# EXERCISE TASK:
Could you copy, word for word, only the lines from the one containing "Convert this chart to structured JSON data." through the last line of the records below, both included?

** Begin TASK INPUT **

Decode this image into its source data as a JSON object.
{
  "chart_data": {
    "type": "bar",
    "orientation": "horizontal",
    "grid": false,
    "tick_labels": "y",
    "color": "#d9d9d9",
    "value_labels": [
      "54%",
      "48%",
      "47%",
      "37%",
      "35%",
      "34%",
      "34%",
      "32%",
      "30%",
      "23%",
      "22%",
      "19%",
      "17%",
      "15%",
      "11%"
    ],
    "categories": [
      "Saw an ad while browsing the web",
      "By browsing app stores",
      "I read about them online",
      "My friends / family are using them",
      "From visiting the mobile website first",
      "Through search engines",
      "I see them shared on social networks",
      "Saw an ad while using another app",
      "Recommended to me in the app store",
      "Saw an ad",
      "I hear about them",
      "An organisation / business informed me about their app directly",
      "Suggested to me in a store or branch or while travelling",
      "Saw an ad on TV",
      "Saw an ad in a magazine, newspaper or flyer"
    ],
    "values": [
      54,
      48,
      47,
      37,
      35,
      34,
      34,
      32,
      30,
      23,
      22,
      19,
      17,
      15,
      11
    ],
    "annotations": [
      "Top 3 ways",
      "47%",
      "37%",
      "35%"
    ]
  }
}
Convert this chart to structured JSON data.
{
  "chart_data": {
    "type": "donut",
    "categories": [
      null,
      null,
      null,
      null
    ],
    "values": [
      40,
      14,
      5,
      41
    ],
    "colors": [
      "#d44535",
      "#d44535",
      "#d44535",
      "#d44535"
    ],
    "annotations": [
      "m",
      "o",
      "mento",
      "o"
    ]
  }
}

** End TASK INPUT **

# EXERCISE ANSWER:
Convert this chart to structured JSON data.
{
  "chart_data": {
    "type": "donut",
    "categories": [
      null,
      null,
      null,
      null
    ],
    "values": [
      40,
      14,
      5,
      41
    ],
    "colors": [
      "#d44535",
      "#d44535",
      "#d44535",
      "#d44535"
    ],
    "annotations": [
      "m",
      "o",
      "mento",
      "o"
    ]
  }
}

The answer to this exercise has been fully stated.